| Your goal |
Copy out every one of the lines below word for word, leaving the pictures out.

| Data listing |
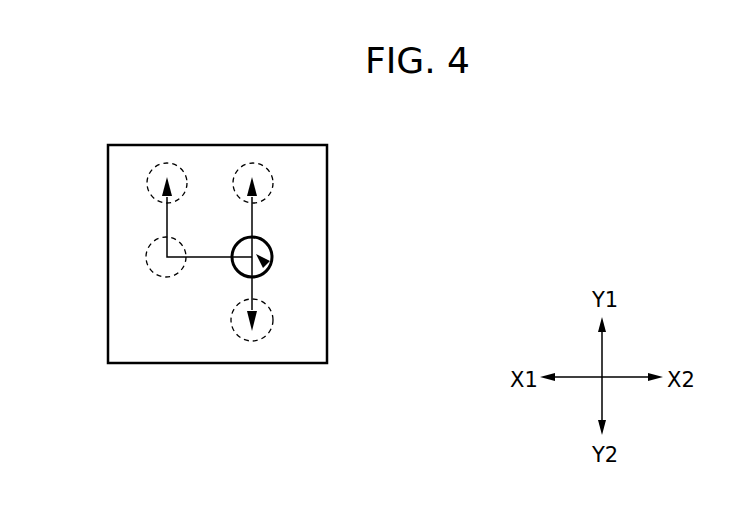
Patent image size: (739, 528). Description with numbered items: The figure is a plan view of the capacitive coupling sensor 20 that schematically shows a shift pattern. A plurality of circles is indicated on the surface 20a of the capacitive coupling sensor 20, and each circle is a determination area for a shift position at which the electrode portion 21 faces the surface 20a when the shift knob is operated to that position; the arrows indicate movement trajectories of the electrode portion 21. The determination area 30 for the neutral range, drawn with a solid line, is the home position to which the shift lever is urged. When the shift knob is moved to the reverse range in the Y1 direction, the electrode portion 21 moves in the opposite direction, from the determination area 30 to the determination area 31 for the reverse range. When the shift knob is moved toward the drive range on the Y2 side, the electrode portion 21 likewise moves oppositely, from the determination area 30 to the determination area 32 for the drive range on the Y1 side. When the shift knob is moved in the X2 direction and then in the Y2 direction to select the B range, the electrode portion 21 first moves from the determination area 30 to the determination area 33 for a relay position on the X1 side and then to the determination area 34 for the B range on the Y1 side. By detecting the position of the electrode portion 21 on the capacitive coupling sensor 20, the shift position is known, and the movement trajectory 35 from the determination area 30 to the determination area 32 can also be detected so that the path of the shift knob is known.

The capacitive coupling sensor 20 is at (327, 253).
The surface of the capacitive coupling sensor 20a is at (300, 317).
The electrode portion 21 is at (268, 264).
The determination area for the neutral range 30 is at (272, 250).
The determination area for the reverse range 31 is at (270, 337).
The determination area for the drive range 32 is at (273, 190).
The determination area for the relay position 33 is at (147, 267).
The determination area for the B range 34 is at (173, 166).
The movement trajectory 35 is at (253, 218).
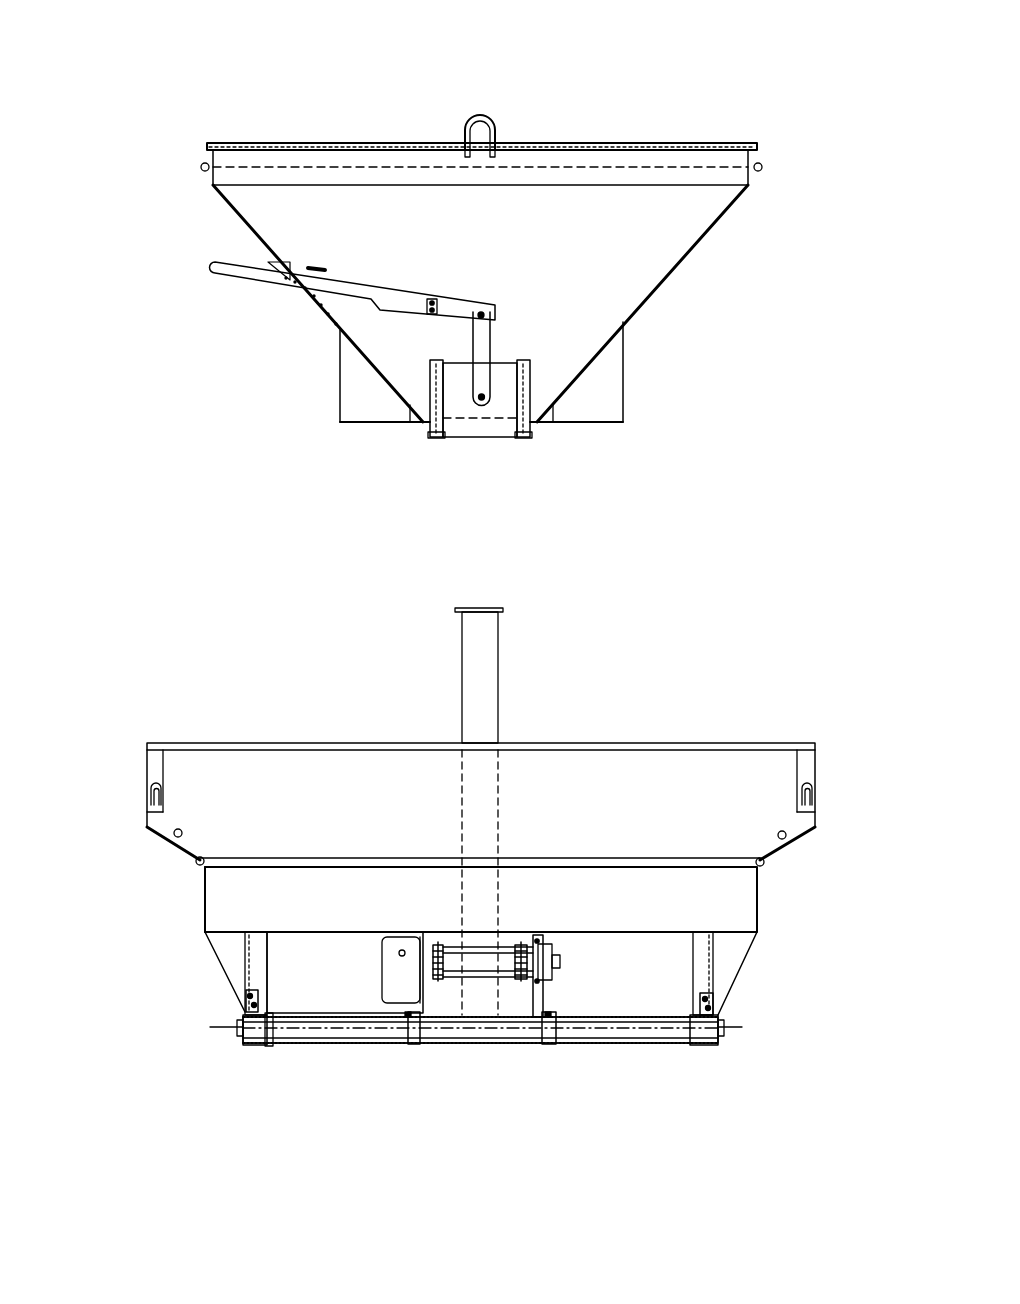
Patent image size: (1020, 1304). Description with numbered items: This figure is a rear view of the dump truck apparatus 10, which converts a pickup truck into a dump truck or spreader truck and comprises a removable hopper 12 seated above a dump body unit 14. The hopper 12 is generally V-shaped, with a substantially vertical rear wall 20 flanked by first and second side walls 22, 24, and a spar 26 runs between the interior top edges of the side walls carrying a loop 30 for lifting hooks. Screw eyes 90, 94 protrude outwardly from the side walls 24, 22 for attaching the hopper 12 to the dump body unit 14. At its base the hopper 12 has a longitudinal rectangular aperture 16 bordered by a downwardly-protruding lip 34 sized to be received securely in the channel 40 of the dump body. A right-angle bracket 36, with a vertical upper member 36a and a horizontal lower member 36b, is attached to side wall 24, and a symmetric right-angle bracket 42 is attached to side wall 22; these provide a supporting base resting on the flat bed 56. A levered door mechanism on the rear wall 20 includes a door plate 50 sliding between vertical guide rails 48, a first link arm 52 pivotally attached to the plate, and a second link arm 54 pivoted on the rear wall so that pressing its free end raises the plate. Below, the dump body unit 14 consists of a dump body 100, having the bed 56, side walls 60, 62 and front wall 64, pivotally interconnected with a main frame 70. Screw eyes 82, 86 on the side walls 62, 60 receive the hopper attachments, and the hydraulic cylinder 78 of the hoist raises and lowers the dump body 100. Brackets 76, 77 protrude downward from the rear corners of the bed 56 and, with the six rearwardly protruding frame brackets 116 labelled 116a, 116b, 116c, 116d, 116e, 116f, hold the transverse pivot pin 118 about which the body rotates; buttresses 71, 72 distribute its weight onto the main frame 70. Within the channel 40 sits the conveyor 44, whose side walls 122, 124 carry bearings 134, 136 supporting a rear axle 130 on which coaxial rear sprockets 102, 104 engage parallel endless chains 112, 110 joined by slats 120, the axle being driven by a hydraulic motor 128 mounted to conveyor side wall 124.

The dump truck apparatus 10 is at (758, 613).
The hopper 12 is at (848, 357).
The dump body unit 14 is at (214, 681).
The longitudinal rectangular aperture 16 is at (483, 462).
The rear wall 20 is at (514, 228).
The first side wall 22 is at (236, 210).
The second side wall 24 is at (682, 262).
The spar 26 is at (585, 148).
The loop 30 is at (470, 116).
The downwardly-protruding lip 34 is at (472, 430).
The right-angle bracket 36 is at (624, 422).
The upper member 36a is at (624, 376).
The lower member 36b is at (598, 430).
The longitudinal channel 40 is at (487, 924).
The right-angle bracket 42 is at (322, 422).
The conveyor 44 is at (500, 1068).
The vertical guide rails 48 is at (430, 372).
The door plate 50 is at (463, 371).
The first link arm 52 is at (491, 345).
The second link arm 54 is at (401, 298).
The bed 56 is at (651, 922).
The side wall 60 is at (760, 891).
The side wall 62 is at (204, 889).
The front wall 64 is at (595, 741).
The main frame 70 is at (636, 1044).
The buttress 71 is at (214, 960).
The buttress 72 is at (746, 966).
The bracket 76 is at (700, 981).
The bracket 77 is at (246, 986).
The hydraulic cylinder 78 is at (500, 666).
The screw eye 82 is at (181, 829).
The screw eye 86 is at (779, 831).
The screw eye 90 is at (764, 166).
The screw eye 94 is at (200, 168).
The dump body 100 is at (152, 912).
The rear sprocket 102 is at (521, 980).
The rear sprocket 104 is at (439, 980).
The endless chain 110 is at (520, 941).
The endless chain 112 is at (434, 950).
The brackets 116 is at (736, 1050).
The bracket 116a is at (721, 1015).
The bracket 116b is at (693, 1046).
The bracket 116c is at (553, 1045).
The bracket 116d is at (406, 1045).
The bracket 116e is at (273, 1045).
The bracket 116f is at (241, 1046).
The pivot pin 118 is at (591, 1044).
The slats 120 is at (488, 975).
The conveyor side wall 122 is at (536, 997).
The conveyor side wall 124 is at (426, 935).
The hydraulic motor 128 is at (382, 963).
The rear axle 130 is at (560, 965).
The bearing 134 is at (546, 946).
The bearing 136 is at (416, 959).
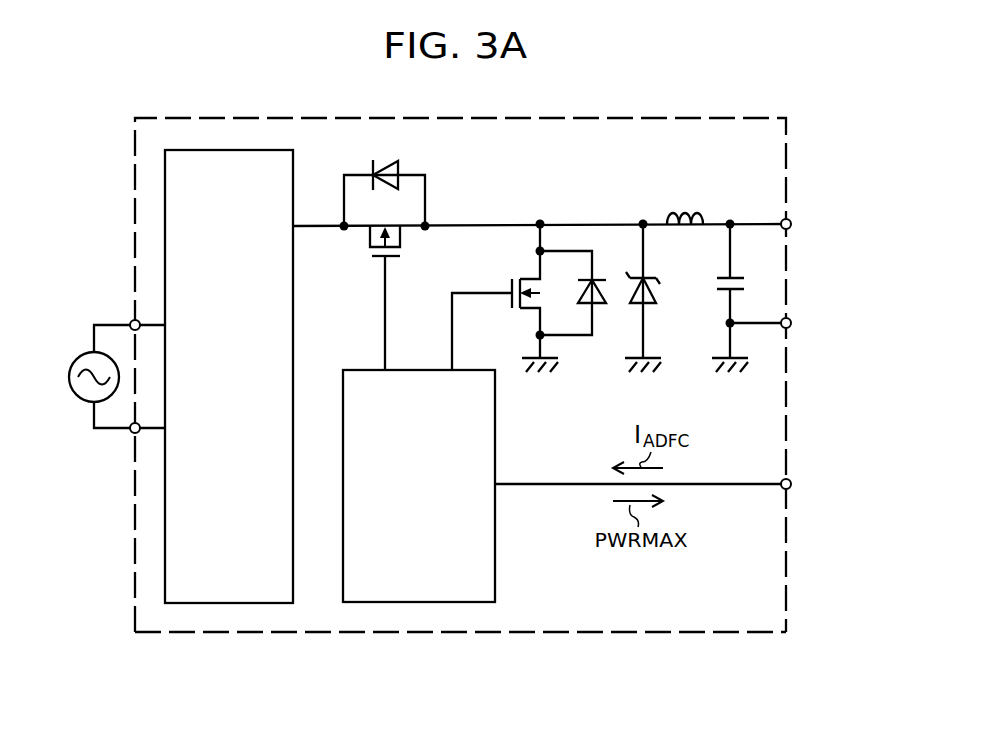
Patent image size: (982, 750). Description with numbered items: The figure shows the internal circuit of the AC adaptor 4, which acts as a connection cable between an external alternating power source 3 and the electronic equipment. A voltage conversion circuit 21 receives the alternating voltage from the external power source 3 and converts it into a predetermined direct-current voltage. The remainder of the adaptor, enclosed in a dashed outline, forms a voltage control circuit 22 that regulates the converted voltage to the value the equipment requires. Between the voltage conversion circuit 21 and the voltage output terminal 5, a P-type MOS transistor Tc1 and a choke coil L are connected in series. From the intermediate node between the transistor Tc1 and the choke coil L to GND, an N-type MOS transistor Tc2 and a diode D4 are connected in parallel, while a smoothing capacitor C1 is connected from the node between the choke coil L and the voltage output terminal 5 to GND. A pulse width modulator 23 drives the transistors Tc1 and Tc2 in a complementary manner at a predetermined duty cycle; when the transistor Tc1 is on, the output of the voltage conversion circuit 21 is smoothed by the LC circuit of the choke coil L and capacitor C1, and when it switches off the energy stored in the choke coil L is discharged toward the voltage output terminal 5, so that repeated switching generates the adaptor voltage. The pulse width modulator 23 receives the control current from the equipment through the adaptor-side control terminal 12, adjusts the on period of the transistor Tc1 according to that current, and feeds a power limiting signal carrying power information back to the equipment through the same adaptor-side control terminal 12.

The external power source 3 is at (74, 360).
The AC adaptor 4 is at (700, 632).
The voltage output terminal 5 is at (792, 224).
The adaptor-side control terminal 12 is at (792, 484).
The voltage conversion circuit 21 is at (243, 603).
The voltage control circuit 22 is at (715, 126).
The pulse width modulator 23 is at (495, 572).
The transistor Tc1 is at (373, 257).
The transistor Tc2 is at (512, 284).
The choke coil L is at (690, 213).
The capacitor C1 is at (742, 277).
The diode D4 is at (657, 284).
The element GND is at (792, 323).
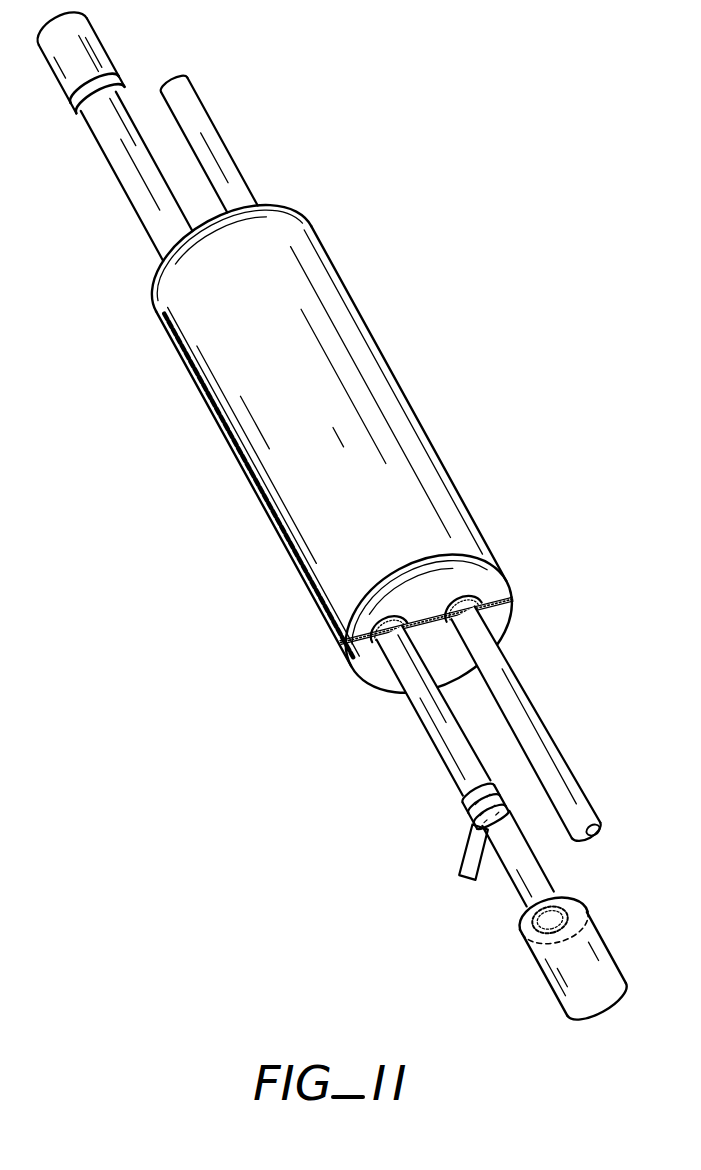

| Response to the exercise |
Patent image size: (739, 528). Description with numbered items: The figure is a plan view of the capacitive coupling sensor 20 that schematically shows a shift pattern. A plurality of circles is indicated on the surface 20a of the capacitive coupling sensor 20, and each circle is a determination area for a shift position at which the electrode portion 21 faces the surface 20a when the shift knob is operated to that position; the arrows indicate movement trajectories of the electrode portion 21. The determination area 30 for the neutral range, drawn with a solid line, is the home position to which the shift lever is urged. When the shift knob is moved to the reverse range in the Y1 direction, the electrode portion 21 moves in the opposite direction, from the determination area 30 to the determination area 31 for the reverse range. When the shift knob is moved toward the drive range on the Y2 side, the electrode portion 21 likewise moves oppositely, from the determination area 30 to the determination area 32 for the drive range on the Y1 side. When the shift knob is moved in the X2 direction and then in the Y2 direction to select the B range, the electrode portion 21 first moves from the determination area 30 to the determination area 33 for a relay position on the X1 side and then to the determination area 34 for the B range on the Y1 side. By detecting the position of the electrode portion 21 on the capacitive coupling sensor 20, the shift position is known, and the movement trajectory 35 from the determination area 30 to the determination area 32 can also be detected so that the path of the shift knob is known.

The capacitive coupling sensor 20 is at (327, 253).
The surface of the capacitive coupling sensor 20a is at (300, 317).
The electrode portion 21 is at (268, 264).
The determination area for the neutral range 30 is at (272, 250).
The determination area for the reverse range 31 is at (270, 337).
The determination area for the drive range 32 is at (273, 190).
The determination area for the relay position 33 is at (147, 267).
The determination area for the B range 34 is at (173, 166).
The movement trajectory 35 is at (253, 218).
Patent image size: (1020, 1304). Description with numbered items: This figure is a rear view of the dump truck apparatus 10, which converts a pickup truck into a dump truck or spreader truck and comprises a removable hopper 12 seated above a dump body unit 14. The hopper 12 is generally V-shaped, with a substantially vertical rear wall 20 flanked by first and second side walls 22, 24, and a spar 26 runs between the interior top edges of the side walls carrying a loop 30 for lifting hooks. Screw eyes 90, 94 protrude outwardly from the side walls 24, 22 for attaching the hopper 12 to the dump body unit 14. At its base the hopper 12 has a longitudinal rectangular aperture 16 bordered by a downwardly-protruding lip 34 sized to be received securely in the channel 40 of the dump body. A right-angle bracket 36, with a vertical upper member 36a and a horizontal lower member 36b, is attached to side wall 24, and a symmetric right-angle bracket 42 is attached to side wall 22; these provide a supporting base resting on the flat bed 56. A levered door mechanism on the rear wall 20 includes a door plate 50 sliding between vertical guide rails 48, a first link arm 52 pivotally attached to the plate, and a second link arm 54 pivoted on the rear wall so that pressing its free end raises the plate. Below, the dump body unit 14 consists of a dump body 100, having the bed 56, side walls 60, 62 and front wall 64, pivotally interconnected with a main frame 70. Screw eyes 82, 86 on the side walls 62, 60 receive the hopper attachments, and the hydraulic cylinder 78 of the hoist raises and lowers the dump body 100. Brackets 76, 77 protrude downward from the rear corners of the bed 56 and, with the six rearwardly protruding frame brackets 116 labelled 116a, 116b, 116c, 116d, 116e, 116f, hold the transverse pivot pin 118 about which the body rotates; buttresses 71, 72 distribute its weight onto the main frame 70. Within the channel 40 sits the conveyor 44, whose side walls 122, 124 carry bearings 134, 136 supporting a rear axle 130 on which coaxial rear sprockets 102, 104 engage parallel endless chains 112, 110 joined by slats 120, the axle being driven by a hydraulic motor 128 mounted to conveyor side wall 124.

The dump truck apparatus 10 is at (758, 613).
The hopper 12 is at (848, 357).
The dump body unit 14 is at (214, 681).
The longitudinal rectangular aperture 16 is at (483, 462).
The rear wall 20 is at (514, 228).
The first side wall 22 is at (236, 210).
The second side wall 24 is at (682, 262).
The spar 26 is at (585, 148).
The loop 30 is at (470, 116).
The downwardly-protruding lip 34 is at (472, 430).
The right-angle bracket 36 is at (624, 422).
The upper member 36a is at (624, 376).
The lower member 36b is at (598, 430).
The longitudinal channel 40 is at (487, 924).
The right-angle bracket 42 is at (322, 422).
The conveyor 44 is at (500, 1068).
The vertical guide rails 48 is at (430, 372).
The door plate 50 is at (463, 371).
The first link arm 52 is at (491, 345).
The second link arm 54 is at (401, 298).
The bed 56 is at (651, 922).
The side wall 60 is at (760, 891).
The side wall 62 is at (204, 889).
The front wall 64 is at (595, 741).
The main frame 70 is at (636, 1044).
The buttress 71 is at (214, 960).
The buttress 72 is at (746, 966).
The bracket 76 is at (700, 981).
The bracket 77 is at (246, 986).
The hydraulic cylinder 78 is at (500, 666).
The screw eye 82 is at (181, 829).
The screw eye 86 is at (779, 831).
The screw eye 90 is at (764, 166).
The screw eye 94 is at (200, 168).
The dump body 100 is at (152, 912).
The rear sprocket 102 is at (521, 980).
The rear sprocket 104 is at (439, 980).
The endless chain 110 is at (520, 941).
The endless chain 112 is at (434, 950).
The brackets 116 is at (736, 1050).
The bracket 116a is at (721, 1015).
The bracket 116b is at (693, 1046).
The bracket 116c is at (553, 1045).
The bracket 116d is at (406, 1045).
The bracket 116e is at (273, 1045).
The bracket 116f is at (241, 1046).
The pivot pin 118 is at (591, 1044).
The slats 120 is at (488, 975).
The conveyor side wall 122 is at (536, 997).
The conveyor side wall 124 is at (426, 935).
The hydraulic motor 128 is at (382, 963).
The rear axle 130 is at (560, 965).
The bearing 134 is at (546, 946).
The bearing 136 is at (416, 959).
Patent image size: (982, 750). Description with numbered items: The figure shows the internal circuit of the AC adaptor 4, which acts as a connection cable between an external alternating power source 3 and the electronic equipment. A voltage conversion circuit 21 receives the alternating voltage from the external power source 3 and converts it into a predetermined direct-current voltage. The remainder of the adaptor, enclosed in a dashed outline, forms a voltage control circuit 22 that regulates the converted voltage to the value the equipment requires. Between the voltage conversion circuit 21 and the voltage output terminal 5, a P-type MOS transistor Tc1 and a choke coil L are connected in series. From the intermediate node between the transistor Tc1 and the choke coil L to GND, an N-type MOS transistor Tc2 and a diode D4 are connected in parallel, while a smoothing capacitor C1 is connected from the node between the choke coil L and the voltage output terminal 5 to GND. A pulse width modulator 23 drives the transistors Tc1 and Tc2 in a complementary manner at a predetermined duty cycle; when the transistor Tc1 is on, the output of the voltage conversion circuit 21 is smoothed by the LC circuit of the choke coil L and capacitor C1, and when it switches off the energy stored in the choke coil L is discharged toward the voltage output terminal 5, so that repeated switching generates the adaptor voltage. The pulse width modulator 23 receives the control current from the equipment through the adaptor-side control terminal 12, adjusts the on period of the transistor Tc1 according to that current, and feeds a power limiting signal carrying power information back to the equipment through the same adaptor-side control terminal 12.

The external power source 3 is at (74, 360).
The AC adaptor 4 is at (700, 632).
The voltage output terminal 5 is at (792, 224).
The adaptor-side control terminal 12 is at (792, 484).
The voltage conversion circuit 21 is at (243, 603).
The voltage control circuit 22 is at (715, 126).
The pulse width modulator 23 is at (495, 572).
The transistor Tc1 is at (373, 257).
The transistor Tc2 is at (512, 284).
The choke coil L is at (690, 213).
The capacitor C1 is at (742, 277).
The diode D4 is at (657, 284).
The element GND is at (792, 323).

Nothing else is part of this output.